Task objective: Give the entries again, word for word.

Available records:
______________________________

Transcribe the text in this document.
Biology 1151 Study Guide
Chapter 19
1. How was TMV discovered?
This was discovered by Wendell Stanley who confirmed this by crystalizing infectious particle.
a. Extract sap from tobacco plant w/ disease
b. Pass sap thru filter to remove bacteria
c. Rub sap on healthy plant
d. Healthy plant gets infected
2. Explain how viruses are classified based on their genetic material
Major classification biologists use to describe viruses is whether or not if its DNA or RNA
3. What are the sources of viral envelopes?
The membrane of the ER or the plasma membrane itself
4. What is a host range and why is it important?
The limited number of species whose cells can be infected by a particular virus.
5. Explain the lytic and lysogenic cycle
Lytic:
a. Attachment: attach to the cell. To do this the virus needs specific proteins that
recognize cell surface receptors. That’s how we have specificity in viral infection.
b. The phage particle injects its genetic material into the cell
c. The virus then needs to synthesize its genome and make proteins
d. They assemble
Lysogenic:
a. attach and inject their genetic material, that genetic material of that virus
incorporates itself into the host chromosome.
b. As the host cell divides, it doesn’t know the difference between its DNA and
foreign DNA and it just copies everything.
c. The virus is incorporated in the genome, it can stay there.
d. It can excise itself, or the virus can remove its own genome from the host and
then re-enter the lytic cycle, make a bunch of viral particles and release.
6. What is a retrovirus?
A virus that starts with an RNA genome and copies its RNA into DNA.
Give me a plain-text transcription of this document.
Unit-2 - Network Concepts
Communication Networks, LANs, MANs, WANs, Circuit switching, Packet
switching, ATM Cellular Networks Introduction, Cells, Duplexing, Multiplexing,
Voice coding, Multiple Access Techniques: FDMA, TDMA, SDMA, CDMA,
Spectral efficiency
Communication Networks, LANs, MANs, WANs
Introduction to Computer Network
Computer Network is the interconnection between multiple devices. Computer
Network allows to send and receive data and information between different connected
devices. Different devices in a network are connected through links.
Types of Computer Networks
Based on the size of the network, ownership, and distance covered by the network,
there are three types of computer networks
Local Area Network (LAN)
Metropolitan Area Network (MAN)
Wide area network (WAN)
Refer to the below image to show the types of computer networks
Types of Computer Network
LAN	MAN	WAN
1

______________________________

Written response:
Transcribe the text in this document.
Biology 1151 Study Guide
Chapter 19
1. How was TMV discovered?
This was discovered by Wendell Stanley who confirmed this by crystalizing infectious particle.
a. Extract sap from tobacco plant w/ disease
b. Pass sap thru filter to remove bacteria
c. Rub sap on healthy plant
d. Healthy plant gets infected
2. Explain how viruses are classified based on their genetic material
Major classification biologists use to describe viruses is whether or not if its DNA or RNA
3. What are the sources of viral envelopes?
The membrane of the ER or the plasma membrane itself
4. What is a host range and why is it important?
The limited number of species whose cells can be infected by a particular virus.
5. Explain the lytic and lysogenic cycle
Lytic:
a. Attachment: attach to the cell. To do this the virus needs specific proteins that
recognize cell surface receptors. That’s how we have specificity in viral infection.
b. The phage particle injects its genetic material into the cell
c. The virus then needs to synthesize its genome and make proteins
d. They assemble
Lysogenic:
a. attach and inject their genetic material, that genetic material of that virus
incorporates itself into the host chromosome.
b. As the host cell divides, it doesn’t know the difference between its DNA and
foreign DNA and it just copies everything.
c. The virus is incorporated in the genome, it can stay there.
d. It can excise itself, or the virus can remove its own genome from the host and
then re-enter the lytic cycle, make a bunch of viral particles and release.
6. What is a retrovirus?
A virus that starts with an RNA genome and copies its RNA into DNA.
Give me a plain-text transcription of this document.
Unit-2 - Network Concepts
Communication Networks, LANs, MANs, WANs, Circuit switching, Packet
switching, ATM Cellular Networks Introduction, Cells, Duplexing, Multiplexing,
Voice coding, Multiple Access Techniques: FDMA, TDMA, SDMA, CDMA,
Spectral efficiency
Communication Networks, LANs, MANs, WANs
Introduction to Computer Network
Computer Network is the interconnection between multiple devices. Computer
Network allows to send and receive data and information between different connected
devices. Different devices in a network are connected through links.
Types of Computer Networks
Based on the size of the network, ownership, and distance covered by the network,
there are three types of computer networks
Local Area Network (LAN)
Metropolitan Area Network (MAN)
Wide area network (WAN)
Refer to the below image to show the types of computer networks
Types of Computer Network
LAN	MAN	WAN
1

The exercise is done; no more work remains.